## start Given passage
Resolution Island is one of the many uninhabited Canadian Arctic islands in Qikiqtaaluk Region, Nunavut. It is a Baffin Island offshore island located in Davis Strait. It has an area of . The Lower Savage Islands lie between Resolution Island and Baffin Island, while Graves Strait separates Resolution Island from the more northern Edgell Island.

History
English explorer Martin Frobisher landed on the island on July 28, 1576, while on a voyage to discover the fabled Northwest Passage. However it appears to have been named Resolution in 1612 by Sir Thomas Button, after his own ship, the Resolution.

The island was home to an American military base, now CFS Resolution Island, that became operational in 1954 as part of the Distant Early Warning (DEW) line. The base was vacated in 1973 and turned over to the Canadian government in 1974.
## end Given passage
## start Dataset entries
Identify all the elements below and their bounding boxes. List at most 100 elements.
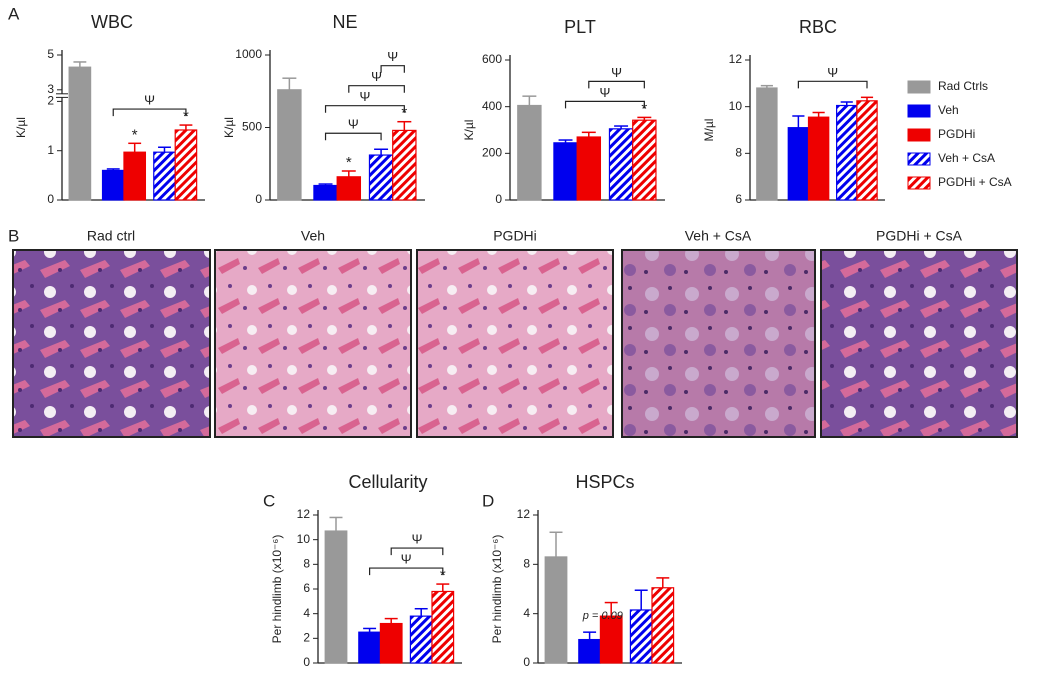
- y-tick-label: 10: [297, 532, 311, 546]
- bar: [807, 116, 830, 201]
- significance-symbol: Ψ: [401, 552, 412, 567]
- legend-swatch: [907, 80, 931, 94]
- y-tick-label: 2: [47, 94, 54, 108]
- bar: [787, 127, 810, 201]
- chart-title: NE: [332, 12, 357, 32]
- bar: [409, 615, 433, 664]
- significance-bracket: [324, 105, 405, 113]
- bar: [578, 638, 601, 664]
- y-tick-label: 6: [735, 192, 742, 206]
- legend-swatch: [907, 176, 931, 190]
- significance-symbol: Ψ: [600, 85, 611, 100]
- bar: [174, 129, 198, 201]
- significance-bracket: [797, 80, 868, 89]
- significance-symbol: Ψ: [827, 65, 838, 80]
- significance-symbol: Ψ: [611, 65, 622, 80]
- y-tick-label: 400: [482, 99, 502, 113]
- y-tick-label: 600: [482, 52, 502, 66]
- y-tick-label: 12: [297, 507, 311, 521]
- y-tick-label: 8: [735, 146, 742, 160]
- bar: [651, 587, 675, 664]
- bar: [517, 104, 542, 201]
- chart-title: PLT: [564, 17, 596, 37]
- bar: [576, 136, 602, 201]
- panel-label: C: [263, 491, 275, 510]
- bar: [313, 184, 338, 201]
- axis-break: [56, 93, 68, 98]
- bar: [358, 631, 381, 664]
- bar: [324, 530, 348, 664]
- significance-star: *: [346, 154, 352, 171]
- y-tick-label: 8: [523, 557, 530, 571]
- y-tick-label: 0: [303, 655, 310, 669]
- significance-star: *: [641, 100, 647, 117]
- significance-star: *: [183, 108, 189, 125]
- y-tick-label: 3: [47, 82, 54, 96]
- bar: [101, 169, 125, 201]
- chart-title: HSPCs: [575, 472, 634, 492]
- bar: [336, 176, 362, 201]
- y-tick-label: 1000: [235, 47, 262, 61]
- y-tick-label: 10: [729, 99, 743, 113]
- y-axis-label: Per hindlimb (x10⁻⁶): [270, 535, 284, 644]
- y-tick-label: 0: [495, 192, 502, 206]
- significance-star: *: [440, 567, 446, 584]
- legend-label: Veh: [938, 103, 959, 117]
- y-tick-label: 4: [523, 606, 530, 620]
- chart-title: Cellularity: [348, 472, 427, 492]
- bar: [756, 87, 778, 201]
- significance-symbol: Ψ: [387, 49, 398, 64]
- histology-label: Veh + CsA: [685, 228, 752, 244]
- histology-label: PGDHi: [493, 228, 537, 244]
- bar: [544, 556, 568, 664]
- panel-label: B: [8, 226, 19, 245]
- significance-symbol: Ψ: [348, 117, 359, 132]
- bar: [608, 128, 634, 201]
- legend-label: PGDHi + CsA: [938, 175, 1012, 189]
- significance-bracket: [112, 108, 187, 117]
- significance-symbol: Ψ: [360, 89, 371, 104]
- panel-label: A: [8, 4, 20, 23]
- y-tick-label: 12: [729, 52, 743, 66]
- legend-label: PGDHi: [938, 127, 975, 141]
- histology-image: [12, 249, 211, 438]
- y-tick-label: 500: [242, 120, 262, 134]
- histology-label: Rad ctrl: [87, 228, 135, 244]
- histology-image: [621, 249, 816, 438]
- histology-image: [214, 249, 412, 438]
- significance-symbol: Ψ: [412, 532, 423, 547]
- histology-image: [416, 249, 614, 438]
- significance-bracket: [324, 132, 382, 141]
- legend-label: Veh + CsA: [938, 151, 995, 165]
- bar: [632, 119, 657, 201]
- y-tick-label: 4: [303, 606, 310, 620]
- legend-swatch: [907, 128, 931, 142]
- significance-bracket: [369, 567, 444, 576]
- y-tick-label: 2: [303, 631, 310, 645]
- bar: [629, 609, 653, 664]
- y-axis-label: K/µl: [14, 117, 28, 138]
- y-tick-label: 0: [255, 192, 262, 206]
- y-tick-label: 0: [523, 655, 530, 669]
- significance-star: *: [132, 126, 138, 143]
- bar: [153, 151, 176, 201]
- y-axis-label: K/µl: [222, 117, 236, 138]
- chart-title: RBC: [799, 17, 837, 37]
- bar: [836, 104, 858, 201]
- histology-label: PGDHi + CsA: [876, 228, 963, 244]
- significance-star: *: [401, 105, 407, 122]
- significance-symbol: Ψ: [144, 93, 155, 108]
- bar: [553, 142, 578, 201]
- significance-bracket: [390, 547, 444, 556]
- y-axis-label: Per hindlimb (x10⁻⁶): [490, 535, 504, 644]
- y-tick-label: 8: [303, 557, 310, 571]
- bar: [392, 129, 417, 201]
- chart-title: WBC: [91, 12, 133, 32]
- y-tick-label: 200: [482, 146, 502, 160]
- bar: [123, 151, 147, 201]
- bar: [368, 154, 394, 201]
- annotation: p = 0.09: [582, 610, 623, 622]
- histology-image: [820, 249, 1018, 438]
- bar: [277, 89, 302, 201]
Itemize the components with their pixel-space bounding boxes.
## end Dataset entries
Short problem 1:
Answer these questions using the Resolution Island passage:
(a) Which strait separates Resolution Island from Edgell Island?
(b) Who named the island Resolution, and what was it named after?
(c) In what year was the military base vacated?
Short problem 2: Please reproduce the part of the Resolution Island passage starting at "Resolution Island is" and ending at "ship, the Resolution.".
Short problem 3: Write the next part of the Resolution Island passage, picking up after its final sentence.

Final result 1:
(a) Graves Strait
(b) Sir Thomas Button, after his own ship, the Resolution
(c) 1973

Final result 2:
Resolution Island is one of the many uninhabited Canadian Arctic islands in Qikiqtaaluk Region, Nunavut. It is a Baffin Island offshore island located in Davis Strait. It has an area of . The Lower Savage Islands lie between Resolution Island and Baffin Island, while Graves Strait separates Resolution Island from the more northern Edgell Island.

History
English explorer Martin Frobisher landed on the island on July 28, 1576, while on a voyage to discover the fabled Northwest Passage. However it appears to have been named Resolution in 1612 by Sir Thomas Button, after his own ship, the Resolution.

Final result 3:
The Canadian cargo ship named "MINNA" was wrecked on the east side of the island, on 18 August 1974. The vessel was then under charter by the Bedford Institute of Oceanography and was doing scientific surveys at the time of the accident. Badly damaged, the ship's crew and scientific equipment were removed. Bad weather swept the vessel in deeper waters where she sank on October 2, 1974. This vessel with a length of 275 feet's and displacement of 4,280 tons was based in Halifax and was on regular charter with the BIO for hydrographic surveys on the Labrador Coast and Hudson Strait. The MINNA was built in 1962 and had a crew of 21 men and 18 scientists.

It was during site investigations between 1987 and 1990 that contamination at the site was first discovered. The contamination originates largely from spills from the radar equipment, which used polychlorinated biphenyls (PCBs) as insulators. Other pollutants include unused transformer fluids, hydrocarbons, asbestos and heavy metals in the buildings and sprinkled throughout the site. Resolution Island has been identified as having the highest level of PCB contamination of all former military sites that fall under Indian and Northern Affairs Canada’s (INAC) responsibility in the North.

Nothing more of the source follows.